Your goal
Copy each line that has the string "Метростроевский" somewhere in it.

[start of Dataset excerpts]

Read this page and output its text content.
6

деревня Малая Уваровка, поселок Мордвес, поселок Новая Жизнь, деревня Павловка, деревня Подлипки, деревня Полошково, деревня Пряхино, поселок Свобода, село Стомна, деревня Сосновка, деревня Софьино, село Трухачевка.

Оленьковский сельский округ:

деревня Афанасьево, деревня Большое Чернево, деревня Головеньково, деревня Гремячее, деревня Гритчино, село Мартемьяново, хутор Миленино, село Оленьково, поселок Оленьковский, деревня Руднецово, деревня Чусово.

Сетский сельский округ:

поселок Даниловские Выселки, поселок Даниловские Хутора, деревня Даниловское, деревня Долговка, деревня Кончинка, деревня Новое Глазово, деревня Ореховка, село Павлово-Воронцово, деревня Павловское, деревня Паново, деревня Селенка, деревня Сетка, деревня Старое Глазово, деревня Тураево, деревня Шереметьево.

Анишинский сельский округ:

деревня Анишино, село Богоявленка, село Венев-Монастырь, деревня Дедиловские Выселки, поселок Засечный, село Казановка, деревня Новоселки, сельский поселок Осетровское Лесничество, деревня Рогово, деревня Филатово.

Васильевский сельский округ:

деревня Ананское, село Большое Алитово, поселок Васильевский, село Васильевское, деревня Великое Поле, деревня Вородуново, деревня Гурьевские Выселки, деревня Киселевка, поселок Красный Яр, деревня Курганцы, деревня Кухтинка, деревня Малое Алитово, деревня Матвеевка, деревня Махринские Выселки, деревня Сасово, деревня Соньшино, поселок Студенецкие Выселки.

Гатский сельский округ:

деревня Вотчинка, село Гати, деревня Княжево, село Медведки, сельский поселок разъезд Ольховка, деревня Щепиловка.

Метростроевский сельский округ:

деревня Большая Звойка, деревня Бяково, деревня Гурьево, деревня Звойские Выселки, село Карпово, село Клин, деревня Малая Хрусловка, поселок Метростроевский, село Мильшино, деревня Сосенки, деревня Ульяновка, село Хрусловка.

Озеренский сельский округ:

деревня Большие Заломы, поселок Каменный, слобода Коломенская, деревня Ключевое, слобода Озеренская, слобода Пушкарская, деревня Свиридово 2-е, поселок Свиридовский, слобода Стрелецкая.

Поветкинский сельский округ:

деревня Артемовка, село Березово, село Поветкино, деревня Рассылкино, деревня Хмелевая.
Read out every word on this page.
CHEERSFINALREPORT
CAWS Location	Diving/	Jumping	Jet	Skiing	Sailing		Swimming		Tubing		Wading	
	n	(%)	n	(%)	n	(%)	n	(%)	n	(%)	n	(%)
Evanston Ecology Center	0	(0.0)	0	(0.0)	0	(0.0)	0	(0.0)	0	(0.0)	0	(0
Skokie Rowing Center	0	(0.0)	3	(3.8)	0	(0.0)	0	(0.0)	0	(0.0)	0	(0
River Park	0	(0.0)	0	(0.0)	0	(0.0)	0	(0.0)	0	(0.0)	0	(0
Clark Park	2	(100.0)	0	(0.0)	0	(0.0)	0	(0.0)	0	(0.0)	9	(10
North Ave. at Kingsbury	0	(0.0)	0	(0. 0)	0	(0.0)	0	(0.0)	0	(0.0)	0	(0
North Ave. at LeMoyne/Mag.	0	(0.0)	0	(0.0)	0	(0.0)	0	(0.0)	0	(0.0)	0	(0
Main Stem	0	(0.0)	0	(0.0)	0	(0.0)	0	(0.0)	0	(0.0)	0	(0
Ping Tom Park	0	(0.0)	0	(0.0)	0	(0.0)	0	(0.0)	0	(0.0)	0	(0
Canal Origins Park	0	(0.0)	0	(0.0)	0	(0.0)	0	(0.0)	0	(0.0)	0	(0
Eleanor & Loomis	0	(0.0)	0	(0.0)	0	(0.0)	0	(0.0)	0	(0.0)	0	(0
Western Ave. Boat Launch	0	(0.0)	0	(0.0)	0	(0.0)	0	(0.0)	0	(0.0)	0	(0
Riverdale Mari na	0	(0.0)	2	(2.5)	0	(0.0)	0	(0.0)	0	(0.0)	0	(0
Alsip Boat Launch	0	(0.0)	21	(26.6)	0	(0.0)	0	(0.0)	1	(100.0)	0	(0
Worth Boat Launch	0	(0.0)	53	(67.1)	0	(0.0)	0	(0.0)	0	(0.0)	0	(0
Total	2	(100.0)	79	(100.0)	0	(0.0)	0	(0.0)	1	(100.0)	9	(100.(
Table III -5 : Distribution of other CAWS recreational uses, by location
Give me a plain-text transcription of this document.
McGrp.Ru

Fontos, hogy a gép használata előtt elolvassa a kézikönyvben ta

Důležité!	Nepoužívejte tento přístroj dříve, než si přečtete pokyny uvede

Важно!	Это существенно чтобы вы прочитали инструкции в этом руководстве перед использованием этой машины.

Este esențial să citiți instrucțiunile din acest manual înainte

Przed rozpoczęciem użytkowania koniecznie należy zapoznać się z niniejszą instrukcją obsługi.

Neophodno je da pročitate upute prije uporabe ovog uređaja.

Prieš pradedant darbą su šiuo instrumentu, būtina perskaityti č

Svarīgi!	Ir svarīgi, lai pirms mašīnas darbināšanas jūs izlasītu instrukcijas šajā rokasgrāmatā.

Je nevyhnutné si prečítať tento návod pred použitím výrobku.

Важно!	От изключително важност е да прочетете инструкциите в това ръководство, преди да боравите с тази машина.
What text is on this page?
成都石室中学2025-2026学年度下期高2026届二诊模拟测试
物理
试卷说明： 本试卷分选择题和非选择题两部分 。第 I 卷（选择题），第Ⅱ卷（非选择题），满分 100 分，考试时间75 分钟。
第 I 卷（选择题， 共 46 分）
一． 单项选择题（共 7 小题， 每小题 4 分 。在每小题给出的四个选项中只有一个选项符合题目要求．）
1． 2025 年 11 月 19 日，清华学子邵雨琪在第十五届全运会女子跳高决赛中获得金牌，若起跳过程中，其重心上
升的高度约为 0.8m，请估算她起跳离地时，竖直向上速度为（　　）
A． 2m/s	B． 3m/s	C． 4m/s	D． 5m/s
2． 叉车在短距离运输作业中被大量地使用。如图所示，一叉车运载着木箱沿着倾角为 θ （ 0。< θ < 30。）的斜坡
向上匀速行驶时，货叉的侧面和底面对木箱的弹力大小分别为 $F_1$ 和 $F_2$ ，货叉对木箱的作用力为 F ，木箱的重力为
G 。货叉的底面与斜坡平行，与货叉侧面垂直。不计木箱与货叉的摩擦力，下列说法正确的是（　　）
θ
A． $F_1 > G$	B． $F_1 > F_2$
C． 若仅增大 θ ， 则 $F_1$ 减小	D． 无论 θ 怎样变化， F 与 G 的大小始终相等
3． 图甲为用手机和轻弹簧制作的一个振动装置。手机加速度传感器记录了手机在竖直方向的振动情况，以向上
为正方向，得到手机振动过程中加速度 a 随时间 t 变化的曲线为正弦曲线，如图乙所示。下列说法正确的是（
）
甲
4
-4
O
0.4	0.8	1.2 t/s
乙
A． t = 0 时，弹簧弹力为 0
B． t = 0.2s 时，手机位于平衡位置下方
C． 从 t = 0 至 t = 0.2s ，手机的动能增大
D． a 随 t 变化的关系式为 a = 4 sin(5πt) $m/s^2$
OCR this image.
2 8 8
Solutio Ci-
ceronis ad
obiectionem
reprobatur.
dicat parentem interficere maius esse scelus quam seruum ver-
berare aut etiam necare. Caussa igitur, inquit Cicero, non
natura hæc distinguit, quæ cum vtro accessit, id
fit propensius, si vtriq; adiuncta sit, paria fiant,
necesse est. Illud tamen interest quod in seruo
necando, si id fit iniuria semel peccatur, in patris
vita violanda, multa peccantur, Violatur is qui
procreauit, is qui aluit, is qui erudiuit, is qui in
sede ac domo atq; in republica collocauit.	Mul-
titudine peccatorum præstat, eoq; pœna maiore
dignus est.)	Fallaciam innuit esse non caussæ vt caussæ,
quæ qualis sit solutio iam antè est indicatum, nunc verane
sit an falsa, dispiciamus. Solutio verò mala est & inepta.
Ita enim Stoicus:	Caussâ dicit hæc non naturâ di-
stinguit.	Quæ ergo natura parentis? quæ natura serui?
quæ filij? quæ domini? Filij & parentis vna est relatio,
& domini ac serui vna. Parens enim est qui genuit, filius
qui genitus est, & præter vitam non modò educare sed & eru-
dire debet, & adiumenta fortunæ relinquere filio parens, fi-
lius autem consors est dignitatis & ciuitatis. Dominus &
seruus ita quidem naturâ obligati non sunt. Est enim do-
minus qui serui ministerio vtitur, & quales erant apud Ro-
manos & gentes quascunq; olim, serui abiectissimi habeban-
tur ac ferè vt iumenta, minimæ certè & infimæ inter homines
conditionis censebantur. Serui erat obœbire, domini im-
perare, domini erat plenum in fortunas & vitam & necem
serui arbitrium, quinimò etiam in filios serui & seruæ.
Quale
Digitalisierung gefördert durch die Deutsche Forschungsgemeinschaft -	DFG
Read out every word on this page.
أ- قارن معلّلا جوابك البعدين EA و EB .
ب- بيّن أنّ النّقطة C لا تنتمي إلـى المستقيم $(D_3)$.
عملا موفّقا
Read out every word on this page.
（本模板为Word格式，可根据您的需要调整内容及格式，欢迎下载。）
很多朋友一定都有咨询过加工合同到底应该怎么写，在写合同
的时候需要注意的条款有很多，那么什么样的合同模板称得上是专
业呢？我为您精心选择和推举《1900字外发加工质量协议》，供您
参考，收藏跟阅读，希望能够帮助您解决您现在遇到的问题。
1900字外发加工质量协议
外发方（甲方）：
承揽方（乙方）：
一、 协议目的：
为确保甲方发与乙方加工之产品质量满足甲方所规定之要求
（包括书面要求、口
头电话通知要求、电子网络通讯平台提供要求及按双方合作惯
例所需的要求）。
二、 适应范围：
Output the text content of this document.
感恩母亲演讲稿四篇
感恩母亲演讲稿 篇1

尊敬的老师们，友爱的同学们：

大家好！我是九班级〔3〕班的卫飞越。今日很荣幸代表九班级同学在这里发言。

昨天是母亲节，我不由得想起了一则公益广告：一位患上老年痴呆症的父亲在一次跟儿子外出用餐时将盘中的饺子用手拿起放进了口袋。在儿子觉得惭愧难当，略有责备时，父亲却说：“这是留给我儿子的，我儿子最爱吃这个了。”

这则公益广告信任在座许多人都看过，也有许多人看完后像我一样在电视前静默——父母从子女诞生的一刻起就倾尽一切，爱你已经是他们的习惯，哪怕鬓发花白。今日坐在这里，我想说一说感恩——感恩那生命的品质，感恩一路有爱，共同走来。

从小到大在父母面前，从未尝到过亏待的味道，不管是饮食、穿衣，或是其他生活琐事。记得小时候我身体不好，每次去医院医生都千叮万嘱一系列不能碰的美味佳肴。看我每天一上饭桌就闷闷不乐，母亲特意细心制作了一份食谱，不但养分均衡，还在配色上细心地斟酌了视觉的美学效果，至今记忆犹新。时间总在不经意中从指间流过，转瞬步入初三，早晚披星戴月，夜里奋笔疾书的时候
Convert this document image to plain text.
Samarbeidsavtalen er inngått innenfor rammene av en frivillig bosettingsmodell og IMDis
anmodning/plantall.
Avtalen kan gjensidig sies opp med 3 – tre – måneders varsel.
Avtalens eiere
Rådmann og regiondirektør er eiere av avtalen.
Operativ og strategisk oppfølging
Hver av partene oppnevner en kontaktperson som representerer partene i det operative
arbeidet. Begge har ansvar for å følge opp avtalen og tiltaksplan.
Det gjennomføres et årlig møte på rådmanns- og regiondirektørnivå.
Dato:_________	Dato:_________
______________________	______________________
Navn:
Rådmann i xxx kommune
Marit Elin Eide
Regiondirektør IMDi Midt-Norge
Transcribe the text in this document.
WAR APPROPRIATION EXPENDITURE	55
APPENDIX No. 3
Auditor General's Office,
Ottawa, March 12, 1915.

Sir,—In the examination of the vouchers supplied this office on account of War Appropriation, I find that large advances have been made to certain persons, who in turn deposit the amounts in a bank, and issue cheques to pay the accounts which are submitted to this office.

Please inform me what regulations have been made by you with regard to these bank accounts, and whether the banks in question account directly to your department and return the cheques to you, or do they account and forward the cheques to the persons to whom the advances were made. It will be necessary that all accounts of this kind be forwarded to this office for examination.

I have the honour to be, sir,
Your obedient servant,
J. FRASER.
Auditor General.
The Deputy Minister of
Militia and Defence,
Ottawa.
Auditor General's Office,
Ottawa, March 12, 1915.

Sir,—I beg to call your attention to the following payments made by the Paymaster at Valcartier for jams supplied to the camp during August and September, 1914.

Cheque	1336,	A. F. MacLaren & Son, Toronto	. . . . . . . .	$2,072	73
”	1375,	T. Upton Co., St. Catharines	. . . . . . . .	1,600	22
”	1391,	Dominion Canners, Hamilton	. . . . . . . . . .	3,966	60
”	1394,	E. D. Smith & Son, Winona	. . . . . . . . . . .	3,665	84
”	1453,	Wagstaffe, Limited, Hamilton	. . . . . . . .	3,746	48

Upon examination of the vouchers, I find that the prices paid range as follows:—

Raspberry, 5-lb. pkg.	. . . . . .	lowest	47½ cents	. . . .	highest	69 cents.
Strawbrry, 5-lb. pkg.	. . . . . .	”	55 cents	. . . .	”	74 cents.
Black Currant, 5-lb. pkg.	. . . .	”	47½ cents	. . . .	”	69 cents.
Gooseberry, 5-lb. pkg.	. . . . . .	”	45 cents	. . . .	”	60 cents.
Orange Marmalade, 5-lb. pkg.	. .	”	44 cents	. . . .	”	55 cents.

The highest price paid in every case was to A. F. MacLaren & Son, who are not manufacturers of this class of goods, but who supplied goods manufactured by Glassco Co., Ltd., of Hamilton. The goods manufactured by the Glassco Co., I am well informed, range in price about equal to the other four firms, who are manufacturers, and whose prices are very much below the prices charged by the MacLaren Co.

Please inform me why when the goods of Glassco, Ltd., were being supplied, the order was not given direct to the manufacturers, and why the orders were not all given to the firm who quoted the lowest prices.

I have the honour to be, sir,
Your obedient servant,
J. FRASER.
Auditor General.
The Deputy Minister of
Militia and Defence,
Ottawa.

[end of Dataset excerpts]

Full response
Метростроевский сельский округ:
деревня Большая Звойка, деревня Бяково, деревня Гурьево, деревня Звойские Выселки, село Карпово, село Клин, деревня Малая Хрусловка, поселок Метростроевский, село Мильшино, деревня Сосенки, деревня Ульяновка, село Хрусловка.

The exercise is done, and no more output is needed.